| Instructions to follow |
Go through the entries and count the lines with the string "Display" in them. Give only that number.

(Data listing)

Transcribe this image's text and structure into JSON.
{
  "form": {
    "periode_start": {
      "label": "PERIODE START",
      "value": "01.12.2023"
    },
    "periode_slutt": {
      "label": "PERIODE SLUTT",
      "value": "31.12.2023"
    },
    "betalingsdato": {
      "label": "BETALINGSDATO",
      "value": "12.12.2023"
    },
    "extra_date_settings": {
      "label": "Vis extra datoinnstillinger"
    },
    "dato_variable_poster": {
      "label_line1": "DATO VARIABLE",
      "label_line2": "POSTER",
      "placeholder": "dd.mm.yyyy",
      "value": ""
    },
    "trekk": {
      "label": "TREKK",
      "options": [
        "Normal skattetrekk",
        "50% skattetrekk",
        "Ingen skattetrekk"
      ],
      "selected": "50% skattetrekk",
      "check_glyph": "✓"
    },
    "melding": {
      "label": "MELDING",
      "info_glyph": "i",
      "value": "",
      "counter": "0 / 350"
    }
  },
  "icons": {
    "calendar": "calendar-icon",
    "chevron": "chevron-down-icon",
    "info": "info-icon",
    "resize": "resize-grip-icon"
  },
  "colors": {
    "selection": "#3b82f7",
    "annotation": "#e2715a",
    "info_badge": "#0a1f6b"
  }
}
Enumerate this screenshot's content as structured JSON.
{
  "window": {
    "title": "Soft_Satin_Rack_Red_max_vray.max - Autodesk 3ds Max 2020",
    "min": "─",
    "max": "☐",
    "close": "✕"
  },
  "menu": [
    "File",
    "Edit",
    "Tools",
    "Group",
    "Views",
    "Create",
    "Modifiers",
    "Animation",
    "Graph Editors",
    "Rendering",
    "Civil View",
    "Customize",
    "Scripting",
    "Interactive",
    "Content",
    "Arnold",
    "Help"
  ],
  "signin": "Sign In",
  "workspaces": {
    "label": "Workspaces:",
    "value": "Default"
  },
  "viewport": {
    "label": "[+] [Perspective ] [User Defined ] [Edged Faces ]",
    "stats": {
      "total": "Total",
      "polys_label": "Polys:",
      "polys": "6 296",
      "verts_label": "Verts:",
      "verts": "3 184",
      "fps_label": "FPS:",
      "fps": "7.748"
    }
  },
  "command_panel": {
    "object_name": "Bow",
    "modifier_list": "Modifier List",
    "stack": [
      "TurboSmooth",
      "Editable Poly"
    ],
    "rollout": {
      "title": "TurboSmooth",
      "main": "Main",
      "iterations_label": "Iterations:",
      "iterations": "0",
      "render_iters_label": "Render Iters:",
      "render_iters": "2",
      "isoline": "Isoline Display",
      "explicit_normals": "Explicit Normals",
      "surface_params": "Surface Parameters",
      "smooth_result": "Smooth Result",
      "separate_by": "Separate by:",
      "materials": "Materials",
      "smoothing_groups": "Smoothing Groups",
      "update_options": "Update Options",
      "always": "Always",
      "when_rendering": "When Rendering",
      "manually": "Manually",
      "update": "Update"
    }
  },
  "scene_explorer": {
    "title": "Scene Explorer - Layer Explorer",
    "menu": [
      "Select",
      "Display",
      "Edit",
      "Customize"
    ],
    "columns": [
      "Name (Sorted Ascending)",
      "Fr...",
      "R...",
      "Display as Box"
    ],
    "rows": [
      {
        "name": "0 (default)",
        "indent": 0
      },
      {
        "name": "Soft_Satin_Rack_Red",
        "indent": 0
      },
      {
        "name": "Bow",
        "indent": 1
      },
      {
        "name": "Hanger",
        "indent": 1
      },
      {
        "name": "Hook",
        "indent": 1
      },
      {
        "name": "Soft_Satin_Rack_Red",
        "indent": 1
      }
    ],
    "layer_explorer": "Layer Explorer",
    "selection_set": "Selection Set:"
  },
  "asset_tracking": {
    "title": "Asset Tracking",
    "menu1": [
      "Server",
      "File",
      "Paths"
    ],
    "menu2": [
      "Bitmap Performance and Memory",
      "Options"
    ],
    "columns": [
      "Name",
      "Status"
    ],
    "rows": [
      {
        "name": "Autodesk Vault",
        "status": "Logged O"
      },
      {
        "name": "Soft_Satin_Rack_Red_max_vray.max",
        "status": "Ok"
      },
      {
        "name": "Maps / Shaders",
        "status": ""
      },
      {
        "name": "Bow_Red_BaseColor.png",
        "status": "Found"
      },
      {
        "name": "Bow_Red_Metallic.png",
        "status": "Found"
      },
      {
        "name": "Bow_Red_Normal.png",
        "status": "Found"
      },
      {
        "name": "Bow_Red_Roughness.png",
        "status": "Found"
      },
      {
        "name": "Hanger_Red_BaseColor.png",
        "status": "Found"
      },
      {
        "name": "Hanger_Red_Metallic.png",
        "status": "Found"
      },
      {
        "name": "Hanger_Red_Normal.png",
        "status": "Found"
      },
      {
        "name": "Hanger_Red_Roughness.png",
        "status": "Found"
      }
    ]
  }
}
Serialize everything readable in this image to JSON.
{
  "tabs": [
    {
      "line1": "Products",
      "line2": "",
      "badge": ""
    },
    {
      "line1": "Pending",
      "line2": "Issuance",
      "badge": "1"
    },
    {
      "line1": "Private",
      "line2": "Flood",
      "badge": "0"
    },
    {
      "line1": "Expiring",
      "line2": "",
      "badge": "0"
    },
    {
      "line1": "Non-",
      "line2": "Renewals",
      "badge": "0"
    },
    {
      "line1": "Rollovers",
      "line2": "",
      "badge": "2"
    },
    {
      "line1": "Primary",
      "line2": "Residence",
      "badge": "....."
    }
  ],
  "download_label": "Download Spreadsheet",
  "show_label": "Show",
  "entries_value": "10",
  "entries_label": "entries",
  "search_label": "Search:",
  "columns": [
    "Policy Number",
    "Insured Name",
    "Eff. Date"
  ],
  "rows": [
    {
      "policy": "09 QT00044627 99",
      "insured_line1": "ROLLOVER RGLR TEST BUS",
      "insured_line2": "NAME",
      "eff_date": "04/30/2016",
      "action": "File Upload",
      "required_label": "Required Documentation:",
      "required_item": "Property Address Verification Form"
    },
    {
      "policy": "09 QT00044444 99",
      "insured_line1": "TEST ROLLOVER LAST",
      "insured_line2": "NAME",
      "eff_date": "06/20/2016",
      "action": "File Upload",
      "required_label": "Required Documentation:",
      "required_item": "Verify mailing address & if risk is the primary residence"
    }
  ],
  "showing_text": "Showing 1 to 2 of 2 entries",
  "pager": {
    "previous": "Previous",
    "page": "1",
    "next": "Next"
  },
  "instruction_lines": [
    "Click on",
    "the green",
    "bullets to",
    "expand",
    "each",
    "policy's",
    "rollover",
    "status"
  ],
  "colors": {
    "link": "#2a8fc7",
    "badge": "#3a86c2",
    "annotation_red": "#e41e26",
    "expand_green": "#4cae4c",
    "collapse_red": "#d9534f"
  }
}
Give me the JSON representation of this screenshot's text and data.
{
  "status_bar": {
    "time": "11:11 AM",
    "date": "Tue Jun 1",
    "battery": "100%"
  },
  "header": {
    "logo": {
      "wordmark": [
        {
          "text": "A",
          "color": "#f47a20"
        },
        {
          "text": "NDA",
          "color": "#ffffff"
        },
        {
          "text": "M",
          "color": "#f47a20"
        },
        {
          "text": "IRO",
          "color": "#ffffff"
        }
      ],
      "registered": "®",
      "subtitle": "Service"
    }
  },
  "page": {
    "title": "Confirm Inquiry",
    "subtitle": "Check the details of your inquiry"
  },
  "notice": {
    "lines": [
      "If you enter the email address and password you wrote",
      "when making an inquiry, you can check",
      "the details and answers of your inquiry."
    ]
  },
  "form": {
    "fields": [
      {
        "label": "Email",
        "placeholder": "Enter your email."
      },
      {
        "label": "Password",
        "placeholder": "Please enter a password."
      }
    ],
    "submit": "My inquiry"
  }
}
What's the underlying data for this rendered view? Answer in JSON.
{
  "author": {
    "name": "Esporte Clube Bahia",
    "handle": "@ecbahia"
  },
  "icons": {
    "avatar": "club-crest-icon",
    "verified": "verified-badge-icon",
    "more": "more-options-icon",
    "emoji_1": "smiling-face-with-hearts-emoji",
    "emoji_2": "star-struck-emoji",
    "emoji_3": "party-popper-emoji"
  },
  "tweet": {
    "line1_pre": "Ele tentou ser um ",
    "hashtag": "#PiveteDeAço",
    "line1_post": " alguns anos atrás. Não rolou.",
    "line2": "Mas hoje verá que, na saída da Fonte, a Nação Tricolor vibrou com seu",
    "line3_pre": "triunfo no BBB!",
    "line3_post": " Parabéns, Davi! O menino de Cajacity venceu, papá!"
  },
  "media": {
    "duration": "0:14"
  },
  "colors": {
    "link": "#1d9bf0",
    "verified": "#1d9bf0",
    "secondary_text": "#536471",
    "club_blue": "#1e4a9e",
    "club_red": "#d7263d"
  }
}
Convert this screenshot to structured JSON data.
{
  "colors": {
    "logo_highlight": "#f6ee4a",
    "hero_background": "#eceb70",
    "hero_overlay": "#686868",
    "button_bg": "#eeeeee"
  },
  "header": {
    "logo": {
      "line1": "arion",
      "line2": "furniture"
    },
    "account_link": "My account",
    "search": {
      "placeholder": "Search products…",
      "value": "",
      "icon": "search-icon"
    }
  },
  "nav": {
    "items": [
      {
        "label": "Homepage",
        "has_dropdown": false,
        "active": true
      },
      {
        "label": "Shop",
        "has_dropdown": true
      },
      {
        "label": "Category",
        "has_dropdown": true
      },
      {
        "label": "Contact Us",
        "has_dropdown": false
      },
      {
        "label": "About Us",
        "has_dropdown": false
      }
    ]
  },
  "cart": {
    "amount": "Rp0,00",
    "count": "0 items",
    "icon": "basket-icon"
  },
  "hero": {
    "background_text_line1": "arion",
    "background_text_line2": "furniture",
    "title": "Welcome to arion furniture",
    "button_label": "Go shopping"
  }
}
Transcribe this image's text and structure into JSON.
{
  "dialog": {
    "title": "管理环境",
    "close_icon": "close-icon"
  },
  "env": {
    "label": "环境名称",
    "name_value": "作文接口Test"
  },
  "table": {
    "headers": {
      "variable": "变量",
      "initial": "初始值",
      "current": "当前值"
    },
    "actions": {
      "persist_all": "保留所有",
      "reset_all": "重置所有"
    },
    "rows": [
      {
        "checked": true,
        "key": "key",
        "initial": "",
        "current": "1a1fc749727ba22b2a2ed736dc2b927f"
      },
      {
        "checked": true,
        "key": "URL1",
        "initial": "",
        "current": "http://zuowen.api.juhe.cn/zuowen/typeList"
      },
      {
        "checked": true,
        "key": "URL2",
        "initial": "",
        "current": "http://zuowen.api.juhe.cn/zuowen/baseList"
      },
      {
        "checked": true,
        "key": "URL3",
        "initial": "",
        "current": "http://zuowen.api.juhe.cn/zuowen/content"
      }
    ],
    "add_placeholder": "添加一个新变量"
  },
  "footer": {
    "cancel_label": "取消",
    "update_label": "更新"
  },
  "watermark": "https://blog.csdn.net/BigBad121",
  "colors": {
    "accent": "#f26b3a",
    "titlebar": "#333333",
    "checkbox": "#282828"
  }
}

| Response below |
3